# Task details:
Return all of the data below line for line without changing anything, and leave the pictures out.

# Records for this task:
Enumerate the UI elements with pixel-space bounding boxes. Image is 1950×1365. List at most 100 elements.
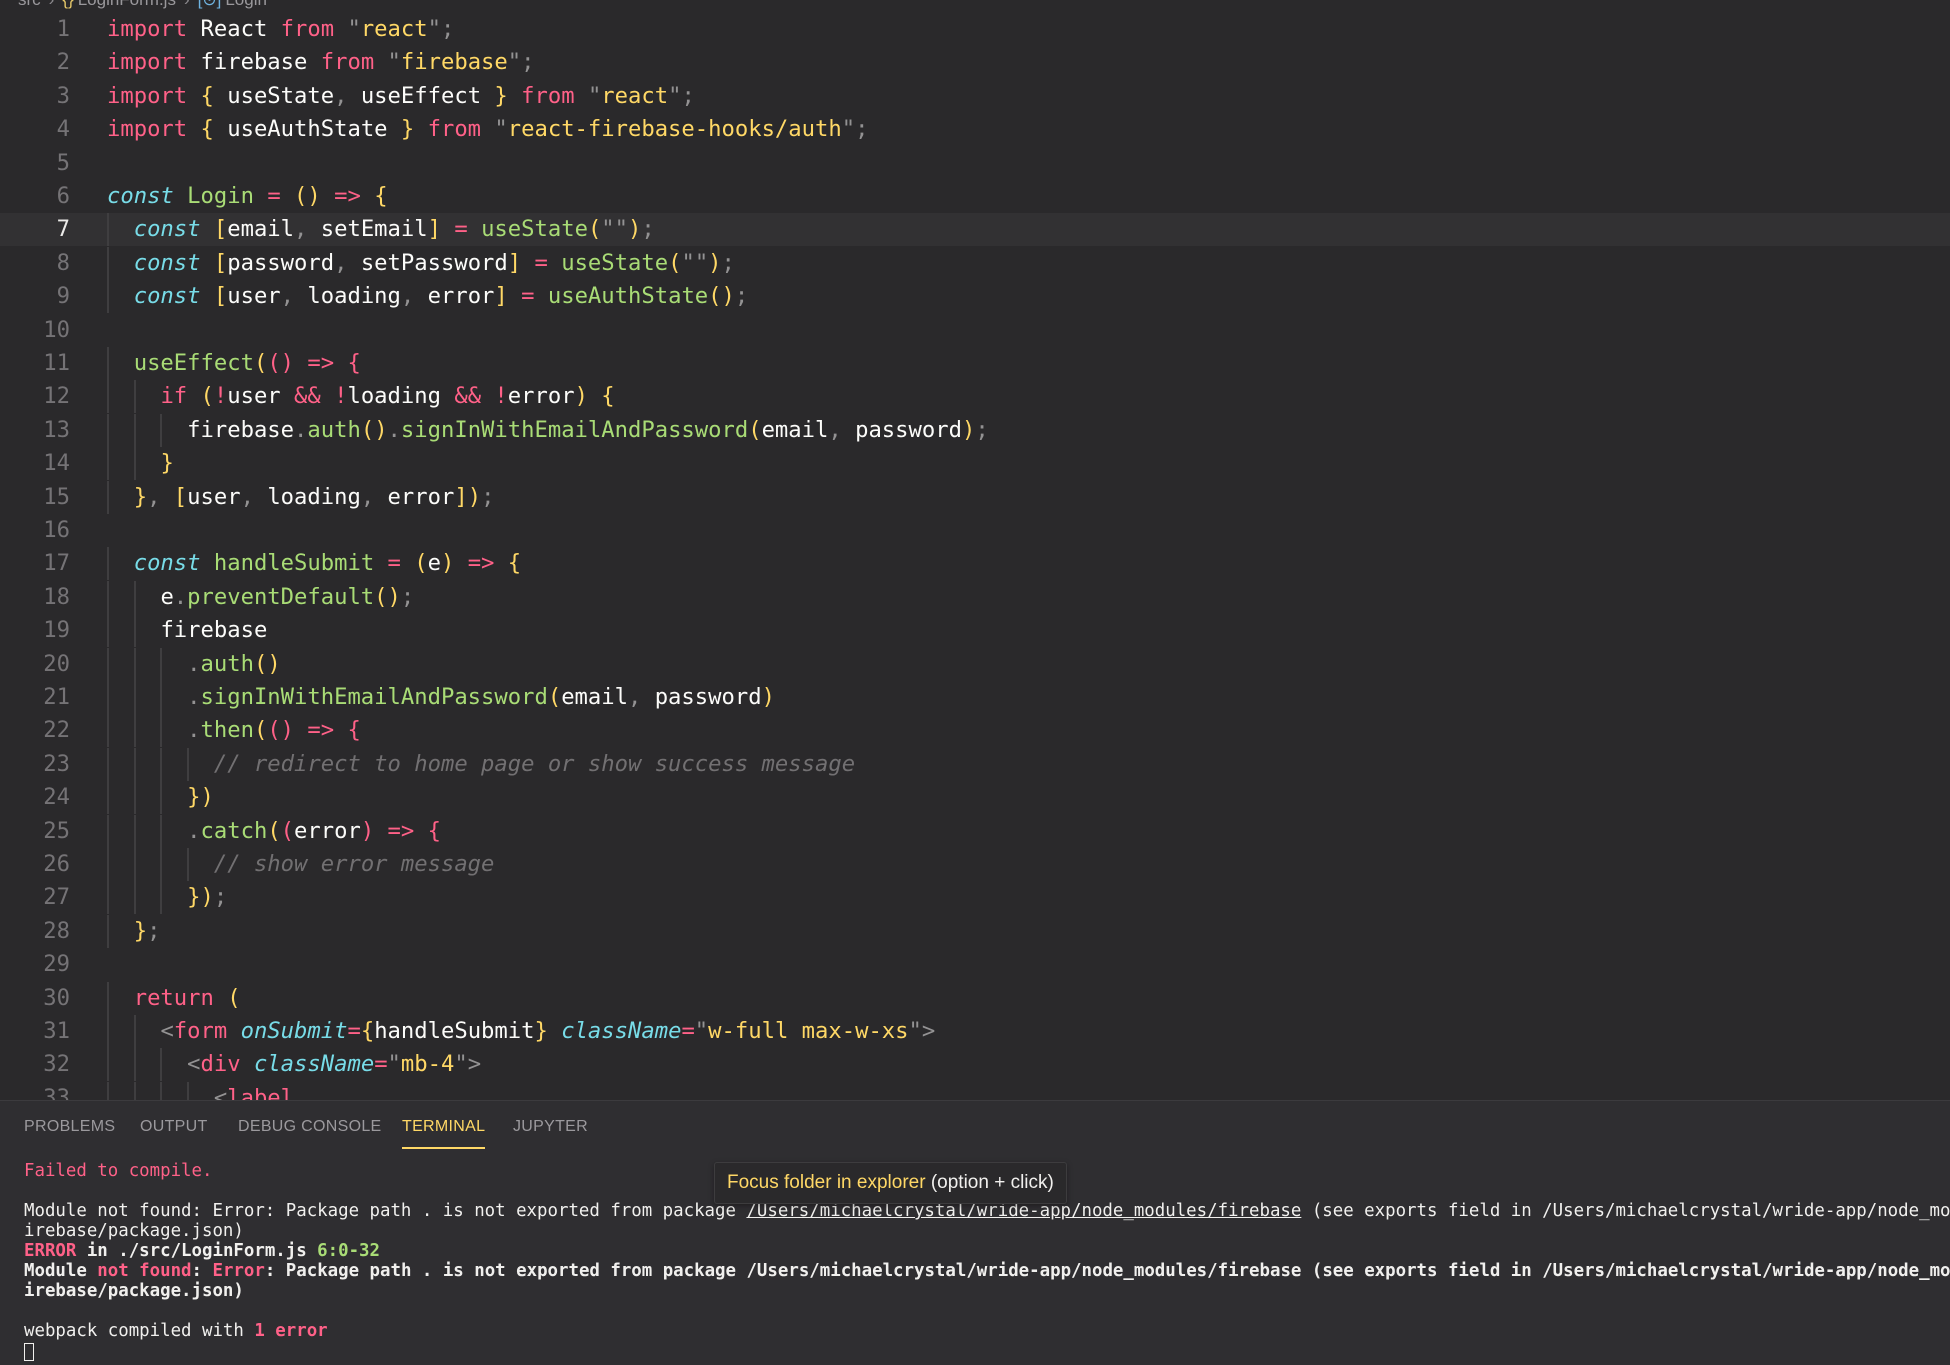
code-text: .then(() => {	[187, 717, 361, 744]
code-text: <div className="mb-4">	[187, 1051, 482, 1078]
code-line[interactable]: 29	[0, 948, 1950, 981]
code-line[interactable]: 12 if (!user && !loading && !error) {	[0, 380, 1950, 414]
tab-debug-console[interactable]: DEBUG CONSOLE	[238, 1101, 382, 1147]
code-text: firebase.auth().signInWithEmailAndPasswo…	[187, 416, 989, 443]
line-number: 21	[43, 684, 70, 710]
code-line[interactable]: 33 <label	[0, 1081, 1950, 1100]
code-line[interactable]: 14 }	[0, 447, 1950, 481]
line-number: 18	[43, 583, 70, 610]
code-line[interactable]: 17 const handleSubmit = (e) => {	[0, 547, 1950, 581]
code-text: const [user, loading, error] = useAuthSt…	[133, 283, 749, 310]
line-number: 3	[56, 82, 70, 109]
code-line[interactable]: 5	[0, 147, 1950, 180]
line-number: 32	[43, 1051, 70, 1078]
bottom-panel: PROBLEMS OUTPUT DEBUG CONSOLE TERMINAL J…	[0, 1100, 1950, 1365]
js-file-icon: {}	[62, 0, 73, 9]
line-number: 15	[43, 483, 70, 510]
code-text: })	[187, 784, 214, 811]
code-text: if (!user && !loading && !error) {	[160, 383, 615, 410]
terminal-text: (see exports field in /Users/michaelcrys…	[1311, 1201, 1950, 1221]
terminal-cursor	[24, 1343, 34, 1361]
terminal-text: :	[191, 1261, 213, 1281]
line-number: 10	[43, 316, 70, 343]
code-line[interactable]: 18 e.preventDefault();	[0, 580, 1950, 614]
line-number: 5	[56, 149, 70, 176]
code-line[interactable]: 20 .auth()	[0, 647, 1950, 681]
code-line[interactable]: 21 .signInWithEmailAndPassword(email, pa…	[0, 681, 1950, 714]
code-line[interactable]: 30 return (	[0, 981, 1950, 1015]
terminal-text: Error	[212, 1261, 265, 1281]
breadcrumb-file[interactable]: LoginForm.js	[78, 0, 176, 9]
terminal-failed-line: Failed to compile.	[24, 1161, 213, 1181]
line-number: 9	[56, 283, 70, 310]
chevron-right-icon: ›	[184, 0, 190, 9]
code-line[interactable]: 6 const Login = () => {	[0, 180, 1950, 213]
code-line[interactable]: 32 <div className="mb-4">	[0, 1048, 1950, 1082]
code-text: return (	[133, 984, 241, 1011]
code-line[interactable]: 3 import { useState, useEffect } from "re…	[0, 80, 1950, 113]
panel-tabs: PROBLEMS OUTPUT DEBUG CONSOLE TERMINAL J…	[0, 1101, 1950, 1149]
code-text: import { useAuthState } from "react-fire…	[107, 116, 869, 143]
terminal-path-link[interactable]: /Users/michaelcrystal/wride-app/node_mod…	[746, 1201, 1301, 1221]
terminal-error-count: 1 error	[254, 1321, 328, 1341]
code-line[interactable]: 16	[0, 514, 1950, 547]
line-number: 29	[43, 951, 70, 978]
breadcrumb-folder[interactable]: src	[18, 0, 41, 9]
code-text: });	[187, 884, 228, 911]
line-number: 24	[43, 784, 70, 811]
code-line[interactable]: 19 firebase	[0, 614, 1950, 648]
line-number: 12	[43, 383, 70, 410]
terminal-error-line-cont: irebase/package.json)	[24, 1281, 244, 1301]
code-text: const Login = () => {	[107, 183, 388, 209]
tab-output[interactable]: OUTPUT	[140, 1101, 208, 1147]
code-line[interactable]: 24 })	[0, 781, 1950, 815]
tab-terminal[interactable]: TERMINAL	[402, 1101, 486, 1149]
code-line[interactable]: 31 <form onSubmit={handleSubmit} classNa…	[0, 1015, 1950, 1048]
code-line[interactable]: 8 const [password, setPassword] = useSta…	[0, 246, 1950, 280]
code-text: import firebase from "firebase";	[107, 49, 535, 76]
code-line[interactable]: 28 };	[0, 914, 1950, 948]
tab-problems[interactable]: PROBLEMS	[24, 1101, 115, 1147]
code-line[interactable]: 2 import firebase from "firebase";	[0, 46, 1950, 79]
code-editor[interactable]: src › {} LoginForm.js › [⊙]Login 1 import Reac…	[0, 0, 1950, 1100]
line-number: 25	[43, 817, 70, 844]
code-text: <label	[213, 1084, 295, 1100]
code-line[interactable]: 7 const [email, setEmail] = useState("")…	[0, 213, 1950, 247]
terminal-webpack-line: webpack compiled with 1 error	[24, 1321, 328, 1341]
code-line[interactable]: 13 firebase.auth().signInWithEmailAndPas…	[0, 413, 1950, 447]
code-text: // show error message	[213, 851, 495, 877]
code-text: e.preventDefault();	[160, 583, 415, 610]
code-line[interactable]: 10	[0, 314, 1950, 347]
code-line[interactable]: 27 });	[0, 881, 1950, 915]
terminal-text: Module	[24, 1261, 98, 1281]
terminal-text: Module not found: Error: Package path . …	[24, 1201, 747, 1221]
tooltip-action: Focus folder in explorer	[727, 1172, 926, 1193]
code-text: }, [user, loading, error]);	[133, 483, 495, 510]
line-number: 23	[43, 750, 70, 777]
code-text: import React from "react";	[107, 16, 455, 42]
code-line[interactable]: 22 .then(() => {	[0, 714, 1950, 748]
code-line[interactable]: 25 .catch((error) => {	[0, 814, 1950, 848]
code-text: useEffect(() => {	[133, 350, 361, 376]
focus-folder-tooltip: Focus folder in explorer (option + click…	[714, 1162, 1067, 1204]
terminal-text: webpack compiled with	[24, 1321, 255, 1341]
code-line[interactable]: 11 useEffect(() => {	[0, 347, 1950, 380]
code-text: import { useState, useEffect } from "rea…	[107, 82, 695, 109]
line-number: 22	[43, 717, 70, 744]
line-number: 11	[43, 350, 70, 376]
code-line[interactable]: 9 const [user, loading, error] = useAuth…	[0, 280, 1950, 314]
code-text: .catch((error) => {	[187, 817, 441, 844]
code-line[interactable]: 15 }, [user, loading, error]);	[0, 480, 1950, 514]
terminal-error-line: Module not found: Error: Package path . …	[24, 1201, 1950, 1221]
code-line[interactable]: 26 // show error message	[0, 848, 1950, 881]
code-line[interactable]: 4 import { useAuthState } from "react-fir…	[0, 113, 1950, 146]
terminal-error-loc: 6:0-32	[317, 1241, 380, 1261]
breadcrumb-symbol[interactable]: Login	[225, 0, 267, 9]
code-text: <form onSubmit={handleSubmit} className=…	[160, 1018, 936, 1044]
code-line[interactable]: 1 import React from "react";	[0, 13, 1950, 46]
line-number: 20	[43, 650, 70, 677]
code-line[interactable]: 23 // redirect to home page or show succ…	[0, 747, 1950, 781]
line-number: 14	[43, 450, 70, 477]
terminal-error-location-line: ERROR in ./src/LoginForm.js 6:0-32	[24, 1241, 380, 1261]
tab-jupyter[interactable]: JUPYTER	[513, 1101, 588, 1147]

# Answer to this task:
Enumerate the UI elements with pixel-space bounding boxes. Image is 1950×1365. List at most 100 elements.
code-text: .then(() => {	[187, 717, 361, 744]
code-text: <div className="mb-4">	[187, 1051, 482, 1078]
code-line[interactable]: 29	[0, 948, 1950, 981]
code-line[interactable]: 12 if (!user && !loading && !error) {	[0, 380, 1950, 414]
tab-debug-console[interactable]: DEBUG CONSOLE	[238, 1101, 382, 1147]
code-text: firebase.auth().signInWithEmailAndPasswo…	[187, 416, 989, 443]
line-number: 21	[43, 684, 70, 710]
code-line[interactable]: 33 <label	[0, 1081, 1950, 1100]
code-line[interactable]: 14 }	[0, 447, 1950, 481]
line-number: 18	[43, 583, 70, 610]
code-line[interactable]: 17 const handleSubmit = (e) => {	[0, 547, 1950, 581]
code-text: const [user, loading, error] = useAuthSt…	[133, 283, 749, 310]
line-number: 3	[56, 82, 70, 109]
code-line[interactable]: 5	[0, 147, 1950, 180]
line-number: 32	[43, 1051, 70, 1078]
bottom-panel: PROBLEMS OUTPUT DEBUG CONSOLE TERMINAL J…	[0, 1100, 1950, 1365]
js-file-icon: {}	[62, 0, 73, 9]
line-number: 15	[43, 483, 70, 510]
code-text: })	[187, 784, 214, 811]
code-text: if (!user && !loading && !error) {	[160, 383, 615, 410]
terminal-text: (see exports field in /Users/michaelcrys…	[1311, 1201, 1950, 1221]
terminal-cursor	[24, 1343, 34, 1361]
terminal-text: :	[191, 1261, 213, 1281]
line-number: 10	[43, 316, 70, 343]
code-line[interactable]: 18 e.preventDefault();	[0, 580, 1950, 614]
line-number: 5	[56, 149, 70, 176]
code-line[interactable]: 20 .auth()	[0, 647, 1950, 681]
code-line[interactable]: 21 .signInWithEmailAndPassword(email, pa…	[0, 681, 1950, 714]
code-line[interactable]: 30 return (	[0, 981, 1950, 1015]
terminal-text: Error	[212, 1261, 265, 1281]
breadcrumb-file[interactable]: LoginForm.js	[78, 0, 176, 9]
terminal-failed-line: Failed to compile.	[24, 1161, 213, 1181]
line-number: 9	[56, 283, 70, 310]
chevron-right-icon: ›	[184, 0, 190, 9]
code-line[interactable]: 6 const Login = () => {	[0, 180, 1950, 213]
code-line[interactable]: 32 <div className="mb-4">	[0, 1048, 1950, 1082]
code-text: return (	[133, 984, 241, 1011]
code-line[interactable]: 3 import { useState, useEffect } from "re…	[0, 80, 1950, 113]
panel-tabs: PROBLEMS OUTPUT DEBUG CONSOLE TERMINAL J…	[0, 1101, 1950, 1149]
code-text: import { useAuthState } from "react-fire…	[107, 116, 869, 143]
terminal-path-link[interactable]: /Users/michaelcrystal/wride-app/node_mod…	[746, 1201, 1301, 1221]
terminal-error-count: 1 error	[254, 1321, 328, 1341]
code-line[interactable]: 16	[0, 514, 1950, 547]
line-number: 29	[43, 951, 70, 978]
breadcrumb-folder[interactable]: src	[18, 0, 41, 9]
code-text: });	[187, 884, 228, 911]
line-number: 24	[43, 784, 70, 811]
code-line[interactable]: 19 firebase	[0, 614, 1950, 648]
line-number: 12	[43, 383, 70, 410]
terminal-error-line-cont: irebase/package.json)	[24, 1281, 244, 1301]
code-text: const Login = () => {	[107, 183, 388, 209]
tab-output[interactable]: OUTPUT	[140, 1101, 208, 1147]
code-line[interactable]: 24 })	[0, 781, 1950, 815]
tab-terminal[interactable]: TERMINAL	[402, 1101, 486, 1149]
code-line[interactable]: 31 <form onSubmit={handleSubmit} classNa…	[0, 1015, 1950, 1048]
code-line[interactable]: 8 const [password, setPassword] = useSta…	[0, 246, 1950, 280]
code-text: import firebase from "firebase";	[107, 49, 535, 76]
code-line[interactable]: 28 };	[0, 914, 1950, 948]
tab-problems[interactable]: PROBLEMS	[24, 1101, 115, 1147]
code-line[interactable]: 2 import firebase from "firebase";	[0, 46, 1950, 79]
code-editor[interactable]: src › {} LoginForm.js › [⊙]Login 1 import Reac…	[0, 0, 1950, 1100]
line-number: 25	[43, 817, 70, 844]
code-text: <label	[213, 1084, 295, 1100]
code-line[interactable]: 7 const [email, setEmail] = useState("")…	[0, 213, 1950, 247]
terminal-webpack-line: webpack compiled with 1 error	[24, 1321, 328, 1341]
code-line[interactable]: 13 firebase.auth().signInWithEmailAndPas…	[0, 413, 1950, 447]
code-text: // show error message	[213, 851, 495, 877]
code-text: e.preventDefault();	[160, 583, 415, 610]
code-line[interactable]: 10	[0, 314, 1950, 347]
code-line[interactable]: 27 });	[0, 881, 1950, 915]
terminal-text: Module	[24, 1261, 98, 1281]
terminal-text: Module not found: Error: Package path . …	[24, 1201, 747, 1221]
tooltip-action: Focus folder in explorer	[727, 1172, 926, 1193]
code-text: }, [user, loading, error]);	[133, 483, 495, 510]
line-number: 23	[43, 750, 70, 777]
code-text: import React from "react";	[107, 16, 455, 42]
code-line[interactable]: 22 .then(() => {	[0, 714, 1950, 748]
code-line[interactable]: 25 .catch((error) => {	[0, 814, 1950, 848]
code-text: useEffect(() => {	[133, 350, 361, 376]
focus-folder-tooltip: Focus folder in explorer (option + click…	[714, 1162, 1067, 1204]
terminal-text: webpack compiled with	[24, 1321, 255, 1341]
code-line[interactable]: 11 useEffect(() => {	[0, 347, 1950, 380]
code-text: import { useState, useEffect } from "rea…	[107, 82, 695, 109]
line-number: 22	[43, 717, 70, 744]
line-number: 11	[43, 350, 70, 376]
code-line[interactable]: 9 const [user, loading, error] = useAuth…	[0, 280, 1950, 314]
code-text: .catch((error) => {	[187, 817, 441, 844]
code-line[interactable]: 15 }, [user, loading, error]);	[0, 480, 1950, 514]
terminal-error-line: Module not found: Error: Package path . …	[24, 1201, 1950, 1221]
code-line[interactable]: 26 // show error message	[0, 848, 1950, 881]
code-line[interactable]: 4 import { useAuthState } from "react-fir…	[0, 113, 1950, 146]
terminal-error-loc: 6:0-32	[317, 1241, 380, 1261]
breadcrumb-symbol[interactable]: Login	[225, 0, 267, 9]
code-text: <form onSubmit={handleSubmit} className=…	[160, 1018, 936, 1044]
code-line[interactable]: 1 import React from "react";	[0, 13, 1950, 46]
line-number: 20	[43, 650, 70, 677]
code-line[interactable]: 23 // redirect to home page or show succ…	[0, 747, 1950, 781]
line-number: 14	[43, 450, 70, 477]
terminal-error-location-line: ERROR in ./src/LoginForm.js 6:0-32	[24, 1241, 380, 1261]
tab-jupyter[interactable]: JUPYTER	[513, 1101, 588, 1147]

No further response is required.